Output the entries word for word. Omit images.

▶ RECORDS FOR THIS EXERCISE

***

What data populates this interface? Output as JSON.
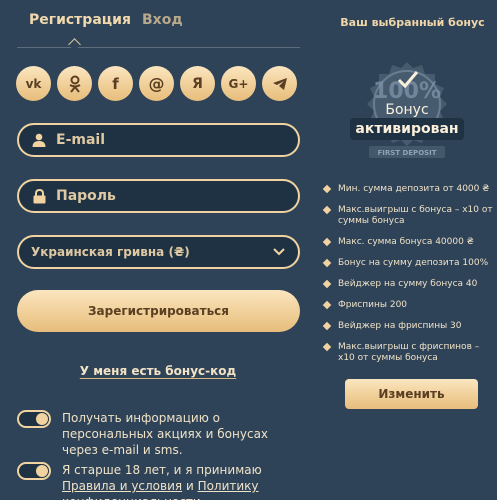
{
  "tabs": {
    "register": "Регистрация",
    "login": "Вход"
  },
  "social": [
    {
      "icon": "vk-icon",
      "glyph": "vk"
    },
    {
      "icon": "odnoklassniki-icon",
      "glyph": "ok"
    },
    {
      "icon": "facebook-icon",
      "glyph": "f"
    },
    {
      "icon": "mailru-icon",
      "glyph": "@"
    },
    {
      "icon": "yandex-icon",
      "glyph": "Я"
    },
    {
      "icon": "google-plus-icon",
      "glyph": "G+"
    },
    {
      "icon": "telegram-icon",
      "glyph": "tg"
    }
  ],
  "form": {
    "email_placeholder": "E-mail",
    "password_placeholder": "Пароль",
    "currency_selected": "Украинская гривна (₴)",
    "submit_label": "Зарегистрироваться",
    "bonus_code_link": "У меня есть бонус-код"
  },
  "consents": {
    "promo": "Получать информацию о персональных акциях и бонусах через e-mail и sms.",
    "age_prefix": "Я старше 18 лет, и я принимаю ",
    "age_rules": "Правила и условия",
    "age_and": " и ",
    "age_privacy": "Политику конфиденциальности",
    "age_suffix": "."
  },
  "bonus": {
    "title": "Ваш выбранный бонус",
    "badge_percent": "100%",
    "badge_ribbon": "FIRST DEPOSIT",
    "badge_line1": "Бонус",
    "badge_line2": "активирован",
    "perks": [
      "Мин. сумма депозита от 4000 ₴",
      "Макс.выигрыш с бонуса – x10 от суммы бонуса",
      "Макс. сумма бонуса 40000 ₴",
      "Бонус на сумму депозита 100%",
      "Вейджер на сумму бонуса 40",
      "Фриспины 200",
      "Вейджер на фриспины 30",
      "Макс.выигрыш с фриспинов – x10 от суммы бонуса"
    ],
    "change_label": "Изменить"
  },
  "colors": {
    "background": "#2f4358",
    "gold": "#f0d3a0",
    "field": "#1f3243",
    "text_dark": "#5a3f22"
  }
}
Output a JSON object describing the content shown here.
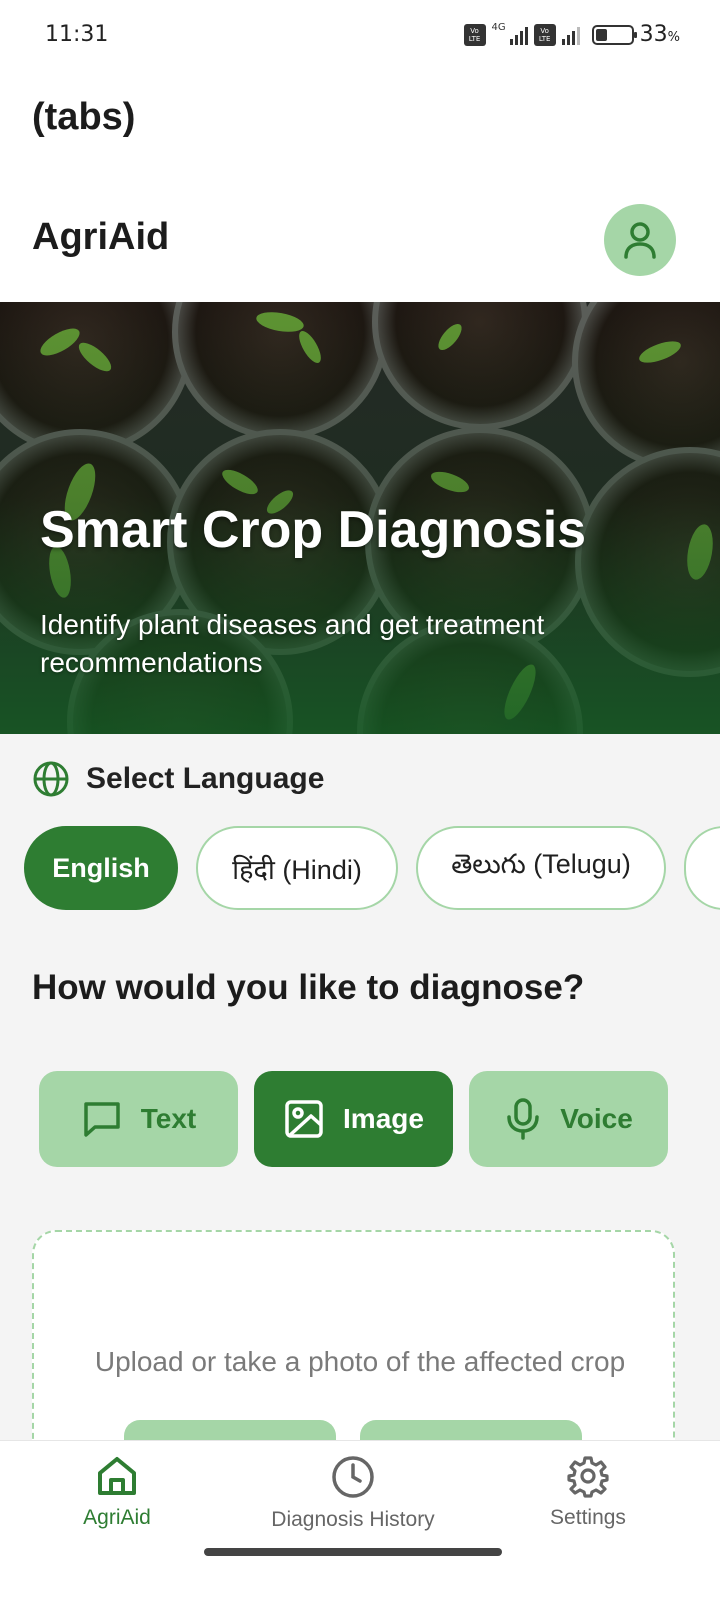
{
  "status_bar": {
    "time": "11:31",
    "battery_percent": "33",
    "battery_level": 0.33,
    "network": "4G"
  },
  "header": {
    "tabs_label": "(tabs)",
    "app_title": "AgriAid",
    "avatar_icon": "user-icon"
  },
  "hero": {
    "title": "Smart Crop Diagnosis",
    "subtitle": "Identify plant diseases and get treatment recommendations"
  },
  "language": {
    "title": "Select Language",
    "icon": "globe-icon",
    "options": [
      {
        "label": "English",
        "active": true
      },
      {
        "label": "हिंदी (Hindi)",
        "active": false
      },
      {
        "label": "తెలుగు (Telugu)",
        "active": false
      }
    ]
  },
  "diagnose": {
    "title": "How would you like to diagnose?",
    "modes": [
      {
        "label": "Text",
        "icon": "message-icon",
        "active": false
      },
      {
        "label": "Image",
        "icon": "image-icon",
        "active": true
      },
      {
        "label": "Voice",
        "icon": "microphone-icon",
        "active": false
      }
    ]
  },
  "upload": {
    "prompt": "Upload or take a photo of the affected crop"
  },
  "bottom_nav": {
    "items": [
      {
        "label": "AgriAid",
        "icon": "home-icon",
        "active": true
      },
      {
        "label": "Diagnosis History",
        "icon": "clock-icon",
        "active": false
      },
      {
        "label": "Settings",
        "icon": "gear-icon",
        "active": false
      }
    ]
  },
  "colors": {
    "primary": "#2e7d32",
    "primary_light": "#a5d6a7",
    "background": "#f4f4f4"
  }
}
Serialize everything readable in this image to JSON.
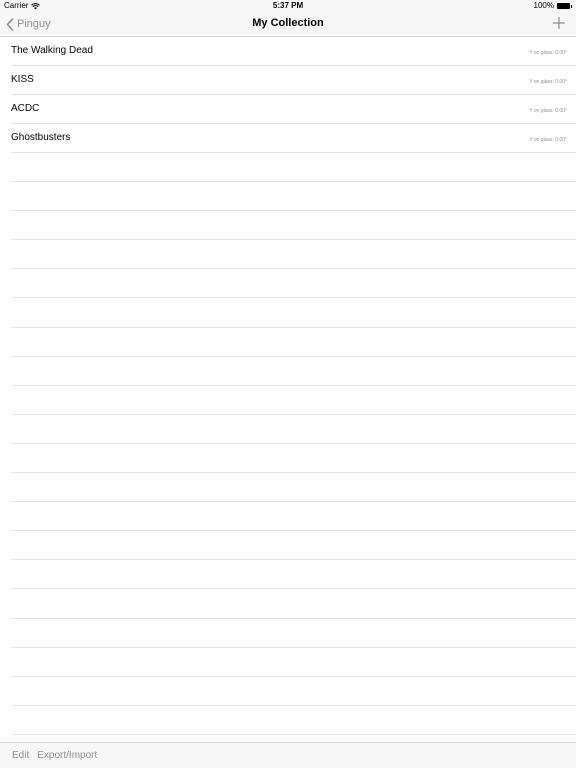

***

▶ SOLUTION BELOW
What data populates this interface? Output as JSON.
{
  "tabs": {
    "register": "Регистрация",
    "login": "Вход"
  },
  "social": [
    {
      "icon": "vk-icon",
      "glyph": "vk"
    },
    {
      "icon": "odnoklassniki-icon",
      "glyph": "ok"
    },
    {
      "icon": "facebook-icon",
      "glyph": "f"
    },
    {
      "icon": "mailru-icon",
      "glyph": "@"
    },
    {
      "icon": "yandex-icon",
      "glyph": "Я"
    },
    {
      "icon": "google-plus-icon",
      "glyph": "G+"
    },
    {
      "icon": "telegram-icon",
      "glyph": "tg"
    }
  ],
  "form": {
    "email_placeholder": "E-mail",
    "password_placeholder": "Пароль",
    "currency_selected": "Украинская гривна (₴)",
    "submit_label": "Зарегистрироваться",
    "bonus_code_link": "У меня есть бонус-код"
  },
  "consents": {
    "promo": "Получать информацию о персональных акциях и бонусах через e-mail и sms.",
    "age_prefix": "Я старше 18 лет, и я принимаю ",
    "age_rules": "Правила и условия",
    "age_and": " и ",
    "age_privacy": "Политику конфиденциальности",
    "age_suffix": "."
  },
  "bonus": {
    "title": "Ваш выбранный бонус",
    "badge_percent": "100%",
    "badge_ribbon": "FIRST DEPOSIT",
    "badge_line1": "Бонус",
    "badge_line2": "активирован",
    "perks": [
      "Мин. сумма депозита от 4000 ₴",
      "Макс.выигрыш с бонуса – x10 от суммы бонуса",
      "Макс. сумма бонуса 40000 ₴",
      "Бонус на сумму депозита 100%",
      "Вейджер на сумму бонуса 40",
      "Фриспины 200",
      "Вейджер на фриспины 30",
      "Макс.выигрыш с фриспинов – x10 от суммы бонуса"
    ],
    "change_label": "Изменить"
  },
  "colors": {
    "background": "#2f4358",
    "gold": "#f0d3a0",
    "field": "#1f3243",
    "text_dark": "#5a3f22"
  }
}
Output a JSON object describing the content shown here.
{
  "status_bar": {
    "time": "11:31",
    "battery_percent": "33",
    "battery_level": 0.33,
    "network": "4G"
  },
  "header": {
    "tabs_label": "(tabs)",
    "app_title": "AgriAid",
    "avatar_icon": "user-icon"
  },
  "hero": {
    "title": "Smart Crop Diagnosis",
    "subtitle": "Identify plant diseases and get treatment recommendations"
  },
  "language": {
    "title": "Select Language",
    "icon": "globe-icon",
    "options": [
      {
        "label": "English",
        "active": true
      },
      {
        "label": "हिंदी (Hindi)",
        "active": false
      },
      {
        "label": "తెలుగు (Telugu)",
        "active": false
      }
    ]
  },
  "diagnose": {
    "title": "How would you like to diagnose?",
    "modes": [
      {
        "label": "Text",
        "icon": "message-icon",
        "active": false
      },
      {
        "label": "Image",
        "icon": "image-icon",
        "active": true
      },
      {
        "label": "Voice",
        "icon": "microphone-icon",
        "active": false
      }
    ]
  },
  "upload": {
    "prompt": "Upload or take a photo of the affected crop"
  },
  "bottom_nav": {
    "items": [
      {
        "label": "AgriAid",
        "icon": "home-icon",
        "active": true
      },
      {
        "label": "Diagnosis History",
        "icon": "clock-icon",
        "active": false
      },
      {
        "label": "Settings",
        "icon": "gear-icon",
        "active": false
      }
    ]
  },
  "colors": {
    "primary": "#2e7d32",
    "primary_light": "#a5d6a7",
    "background": "#f4f4f4"
  }
}
Serialize everything readable in this image to JSON.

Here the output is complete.